## [Input material]
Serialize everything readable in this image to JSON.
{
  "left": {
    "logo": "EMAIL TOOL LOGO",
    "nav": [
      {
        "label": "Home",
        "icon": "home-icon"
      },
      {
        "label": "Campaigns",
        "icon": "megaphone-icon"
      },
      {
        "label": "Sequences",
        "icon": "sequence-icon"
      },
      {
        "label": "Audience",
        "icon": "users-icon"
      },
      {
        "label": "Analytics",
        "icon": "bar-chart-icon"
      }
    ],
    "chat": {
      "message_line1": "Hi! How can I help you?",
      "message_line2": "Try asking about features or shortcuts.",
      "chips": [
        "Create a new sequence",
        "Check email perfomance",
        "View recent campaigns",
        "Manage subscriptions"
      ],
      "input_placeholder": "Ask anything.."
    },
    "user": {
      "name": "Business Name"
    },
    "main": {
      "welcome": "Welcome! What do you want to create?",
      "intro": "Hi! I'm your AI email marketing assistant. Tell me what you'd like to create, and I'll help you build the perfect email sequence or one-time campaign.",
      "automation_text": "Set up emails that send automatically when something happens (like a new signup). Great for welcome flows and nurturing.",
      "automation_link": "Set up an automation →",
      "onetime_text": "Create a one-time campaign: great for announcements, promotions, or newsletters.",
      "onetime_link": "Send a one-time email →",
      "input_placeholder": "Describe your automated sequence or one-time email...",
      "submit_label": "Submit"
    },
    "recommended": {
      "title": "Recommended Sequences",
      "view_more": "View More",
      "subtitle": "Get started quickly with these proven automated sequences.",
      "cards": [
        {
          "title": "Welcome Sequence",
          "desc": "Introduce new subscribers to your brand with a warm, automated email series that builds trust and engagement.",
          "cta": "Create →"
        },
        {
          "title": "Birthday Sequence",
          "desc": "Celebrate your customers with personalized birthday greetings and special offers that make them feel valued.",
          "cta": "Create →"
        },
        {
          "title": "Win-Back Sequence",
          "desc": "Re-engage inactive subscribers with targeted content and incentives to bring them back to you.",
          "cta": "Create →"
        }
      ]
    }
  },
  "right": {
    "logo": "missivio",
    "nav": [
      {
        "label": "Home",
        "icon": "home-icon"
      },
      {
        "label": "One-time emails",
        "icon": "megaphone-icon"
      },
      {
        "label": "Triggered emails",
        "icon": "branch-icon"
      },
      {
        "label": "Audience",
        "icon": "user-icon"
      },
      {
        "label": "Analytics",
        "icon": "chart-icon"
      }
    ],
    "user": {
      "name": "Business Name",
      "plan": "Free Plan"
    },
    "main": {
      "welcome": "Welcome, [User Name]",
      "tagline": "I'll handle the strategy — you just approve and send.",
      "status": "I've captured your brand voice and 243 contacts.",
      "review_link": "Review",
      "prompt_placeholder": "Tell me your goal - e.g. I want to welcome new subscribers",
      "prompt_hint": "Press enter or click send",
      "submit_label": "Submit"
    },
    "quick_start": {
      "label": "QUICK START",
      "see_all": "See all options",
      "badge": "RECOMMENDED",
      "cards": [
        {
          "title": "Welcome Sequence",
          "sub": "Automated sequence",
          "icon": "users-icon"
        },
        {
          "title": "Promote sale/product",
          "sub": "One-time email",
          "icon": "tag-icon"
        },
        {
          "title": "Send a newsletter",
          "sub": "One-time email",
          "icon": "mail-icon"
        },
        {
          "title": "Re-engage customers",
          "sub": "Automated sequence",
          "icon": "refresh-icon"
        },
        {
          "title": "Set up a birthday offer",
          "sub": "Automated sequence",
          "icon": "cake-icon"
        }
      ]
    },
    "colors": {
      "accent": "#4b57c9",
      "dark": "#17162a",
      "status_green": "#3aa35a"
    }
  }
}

## [Exercise]
From the data above, copy each line that holds "want".

## [Output of the task]
      "welcome": "Welcome! What do you want to create?",
      "prompt_placeholder": "Tell me your goal - e.g. I want to welcome new subscribers",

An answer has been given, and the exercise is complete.